Recorded data
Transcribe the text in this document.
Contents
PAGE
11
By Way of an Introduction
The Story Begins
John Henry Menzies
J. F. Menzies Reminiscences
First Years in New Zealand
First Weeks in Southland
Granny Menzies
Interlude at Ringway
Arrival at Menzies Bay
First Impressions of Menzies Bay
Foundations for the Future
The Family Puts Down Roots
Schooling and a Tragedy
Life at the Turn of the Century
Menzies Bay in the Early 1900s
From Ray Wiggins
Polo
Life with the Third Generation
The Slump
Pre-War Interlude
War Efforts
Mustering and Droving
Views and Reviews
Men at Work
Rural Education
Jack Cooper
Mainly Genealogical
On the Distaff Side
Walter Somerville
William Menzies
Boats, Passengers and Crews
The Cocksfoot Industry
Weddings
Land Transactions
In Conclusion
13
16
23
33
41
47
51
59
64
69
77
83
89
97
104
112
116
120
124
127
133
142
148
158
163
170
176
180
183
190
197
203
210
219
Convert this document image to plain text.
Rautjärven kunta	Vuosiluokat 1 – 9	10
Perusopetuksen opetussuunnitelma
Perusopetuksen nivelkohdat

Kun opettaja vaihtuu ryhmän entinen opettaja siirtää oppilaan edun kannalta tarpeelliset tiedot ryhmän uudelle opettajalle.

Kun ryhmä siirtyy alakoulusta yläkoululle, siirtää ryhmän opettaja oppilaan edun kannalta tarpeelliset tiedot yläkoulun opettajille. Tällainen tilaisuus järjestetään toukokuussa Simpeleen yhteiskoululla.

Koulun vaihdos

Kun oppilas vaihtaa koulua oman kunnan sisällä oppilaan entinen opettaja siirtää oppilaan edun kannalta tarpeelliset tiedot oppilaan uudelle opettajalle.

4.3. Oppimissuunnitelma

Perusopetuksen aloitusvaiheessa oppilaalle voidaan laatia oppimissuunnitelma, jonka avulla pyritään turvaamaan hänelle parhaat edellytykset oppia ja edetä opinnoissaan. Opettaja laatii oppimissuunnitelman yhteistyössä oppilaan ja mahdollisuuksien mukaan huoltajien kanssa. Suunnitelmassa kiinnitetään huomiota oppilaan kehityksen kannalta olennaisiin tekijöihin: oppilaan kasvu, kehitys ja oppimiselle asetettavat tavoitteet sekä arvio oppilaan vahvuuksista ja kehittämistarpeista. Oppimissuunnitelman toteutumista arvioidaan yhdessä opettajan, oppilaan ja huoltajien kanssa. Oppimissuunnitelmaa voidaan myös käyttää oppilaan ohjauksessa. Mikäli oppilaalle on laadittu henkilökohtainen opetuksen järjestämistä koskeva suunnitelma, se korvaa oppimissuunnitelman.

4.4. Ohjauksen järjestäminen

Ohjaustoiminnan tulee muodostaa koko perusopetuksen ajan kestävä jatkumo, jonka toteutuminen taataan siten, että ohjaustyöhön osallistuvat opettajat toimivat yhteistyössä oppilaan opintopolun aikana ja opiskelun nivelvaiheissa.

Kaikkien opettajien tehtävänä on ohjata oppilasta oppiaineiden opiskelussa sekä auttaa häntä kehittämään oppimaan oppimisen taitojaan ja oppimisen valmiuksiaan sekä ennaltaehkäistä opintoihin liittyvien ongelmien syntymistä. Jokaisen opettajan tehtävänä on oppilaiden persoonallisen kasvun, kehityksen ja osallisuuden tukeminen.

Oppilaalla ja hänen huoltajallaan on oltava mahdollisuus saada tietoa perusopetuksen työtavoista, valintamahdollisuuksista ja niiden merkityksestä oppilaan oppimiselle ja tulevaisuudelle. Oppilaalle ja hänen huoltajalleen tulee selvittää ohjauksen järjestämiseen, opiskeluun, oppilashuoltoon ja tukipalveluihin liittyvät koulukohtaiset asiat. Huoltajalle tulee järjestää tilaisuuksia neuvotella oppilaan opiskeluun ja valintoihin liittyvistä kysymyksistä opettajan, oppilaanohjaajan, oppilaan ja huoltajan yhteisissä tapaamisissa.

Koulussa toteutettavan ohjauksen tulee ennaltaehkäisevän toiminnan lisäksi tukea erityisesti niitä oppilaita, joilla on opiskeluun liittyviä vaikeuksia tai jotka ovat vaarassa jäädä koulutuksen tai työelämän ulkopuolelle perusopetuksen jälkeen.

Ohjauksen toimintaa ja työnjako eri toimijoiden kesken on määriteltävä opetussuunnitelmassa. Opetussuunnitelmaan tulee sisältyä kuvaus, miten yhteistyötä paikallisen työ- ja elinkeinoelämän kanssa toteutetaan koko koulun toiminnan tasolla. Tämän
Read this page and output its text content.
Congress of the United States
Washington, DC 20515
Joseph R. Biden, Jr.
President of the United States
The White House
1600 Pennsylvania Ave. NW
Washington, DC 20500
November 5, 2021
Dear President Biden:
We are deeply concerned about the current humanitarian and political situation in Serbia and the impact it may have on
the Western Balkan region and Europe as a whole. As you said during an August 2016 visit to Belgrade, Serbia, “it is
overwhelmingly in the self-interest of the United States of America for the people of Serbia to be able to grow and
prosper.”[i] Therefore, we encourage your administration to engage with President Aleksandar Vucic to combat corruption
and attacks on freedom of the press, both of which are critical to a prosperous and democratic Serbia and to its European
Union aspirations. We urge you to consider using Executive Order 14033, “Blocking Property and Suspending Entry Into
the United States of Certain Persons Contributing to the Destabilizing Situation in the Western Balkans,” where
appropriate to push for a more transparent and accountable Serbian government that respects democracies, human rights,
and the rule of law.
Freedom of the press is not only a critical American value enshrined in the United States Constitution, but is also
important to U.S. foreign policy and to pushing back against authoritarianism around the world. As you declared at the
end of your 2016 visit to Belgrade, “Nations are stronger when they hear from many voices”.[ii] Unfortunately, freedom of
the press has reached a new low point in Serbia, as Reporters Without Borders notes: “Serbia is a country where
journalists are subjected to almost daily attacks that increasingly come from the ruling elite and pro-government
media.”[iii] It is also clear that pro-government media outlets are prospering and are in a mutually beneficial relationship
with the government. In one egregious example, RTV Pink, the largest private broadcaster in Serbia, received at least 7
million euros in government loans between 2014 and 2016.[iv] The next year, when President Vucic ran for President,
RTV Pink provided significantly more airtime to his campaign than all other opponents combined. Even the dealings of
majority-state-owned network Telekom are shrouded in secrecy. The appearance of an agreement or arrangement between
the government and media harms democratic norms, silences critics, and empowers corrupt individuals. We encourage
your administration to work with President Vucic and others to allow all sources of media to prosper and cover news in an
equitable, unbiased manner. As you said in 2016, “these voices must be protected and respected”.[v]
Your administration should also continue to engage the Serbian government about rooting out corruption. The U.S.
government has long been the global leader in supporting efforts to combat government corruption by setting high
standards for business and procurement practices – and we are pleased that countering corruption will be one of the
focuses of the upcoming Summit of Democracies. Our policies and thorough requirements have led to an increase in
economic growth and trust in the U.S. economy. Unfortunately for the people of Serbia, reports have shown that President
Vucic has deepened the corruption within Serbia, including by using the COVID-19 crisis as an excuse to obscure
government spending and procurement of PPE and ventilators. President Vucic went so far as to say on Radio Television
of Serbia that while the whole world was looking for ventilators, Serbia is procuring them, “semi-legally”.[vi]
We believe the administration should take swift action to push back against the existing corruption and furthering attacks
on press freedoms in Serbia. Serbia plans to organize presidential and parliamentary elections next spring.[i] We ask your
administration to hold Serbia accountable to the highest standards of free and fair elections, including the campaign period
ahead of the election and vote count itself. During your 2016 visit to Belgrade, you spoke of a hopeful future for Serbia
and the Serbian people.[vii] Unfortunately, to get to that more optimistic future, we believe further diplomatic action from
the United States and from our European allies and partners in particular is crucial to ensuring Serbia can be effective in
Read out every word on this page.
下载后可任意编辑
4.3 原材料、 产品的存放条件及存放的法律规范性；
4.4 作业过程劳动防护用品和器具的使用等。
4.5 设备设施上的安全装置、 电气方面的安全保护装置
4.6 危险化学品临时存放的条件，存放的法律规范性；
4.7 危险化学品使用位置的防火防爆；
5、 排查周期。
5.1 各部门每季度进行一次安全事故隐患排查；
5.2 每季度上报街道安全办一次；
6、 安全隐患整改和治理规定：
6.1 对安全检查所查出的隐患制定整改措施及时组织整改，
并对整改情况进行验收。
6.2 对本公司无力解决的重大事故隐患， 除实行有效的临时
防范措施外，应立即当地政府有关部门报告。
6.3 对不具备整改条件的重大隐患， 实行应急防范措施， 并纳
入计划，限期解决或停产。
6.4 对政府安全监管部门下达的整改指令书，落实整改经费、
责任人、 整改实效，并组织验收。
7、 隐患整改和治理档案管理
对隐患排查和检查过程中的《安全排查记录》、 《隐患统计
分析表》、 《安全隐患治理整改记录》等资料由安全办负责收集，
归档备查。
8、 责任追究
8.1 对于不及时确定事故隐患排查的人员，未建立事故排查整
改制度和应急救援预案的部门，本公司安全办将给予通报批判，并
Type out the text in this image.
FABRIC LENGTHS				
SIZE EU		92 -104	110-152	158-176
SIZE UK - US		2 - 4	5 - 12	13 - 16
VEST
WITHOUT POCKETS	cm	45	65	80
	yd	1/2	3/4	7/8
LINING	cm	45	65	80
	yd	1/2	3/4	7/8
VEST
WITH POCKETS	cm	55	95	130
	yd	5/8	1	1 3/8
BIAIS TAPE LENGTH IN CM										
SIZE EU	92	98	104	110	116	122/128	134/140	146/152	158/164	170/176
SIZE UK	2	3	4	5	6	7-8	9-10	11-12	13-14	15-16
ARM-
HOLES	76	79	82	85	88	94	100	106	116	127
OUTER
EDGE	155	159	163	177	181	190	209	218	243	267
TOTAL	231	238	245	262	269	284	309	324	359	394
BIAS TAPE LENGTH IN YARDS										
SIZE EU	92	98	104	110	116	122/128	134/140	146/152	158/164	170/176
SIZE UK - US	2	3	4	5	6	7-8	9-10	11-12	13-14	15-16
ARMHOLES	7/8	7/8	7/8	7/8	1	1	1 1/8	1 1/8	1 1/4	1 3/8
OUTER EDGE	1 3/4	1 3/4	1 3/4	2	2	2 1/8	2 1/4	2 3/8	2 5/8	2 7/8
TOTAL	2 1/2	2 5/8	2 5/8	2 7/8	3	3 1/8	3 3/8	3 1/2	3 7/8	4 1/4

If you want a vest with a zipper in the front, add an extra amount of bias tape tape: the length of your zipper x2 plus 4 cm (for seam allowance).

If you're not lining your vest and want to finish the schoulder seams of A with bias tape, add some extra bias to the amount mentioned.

- [WRITTEN TASK]:
Pick out each line containing "said" and report it.

- [TASK ANSWER]:
the Western Balkan region and Europe as a whole. As you said during an August 2016 visit to Belgrade, Serbia, “it is
equitable, unbiased manner. As you said in 2016, “these voices must be protected and respected”.[v]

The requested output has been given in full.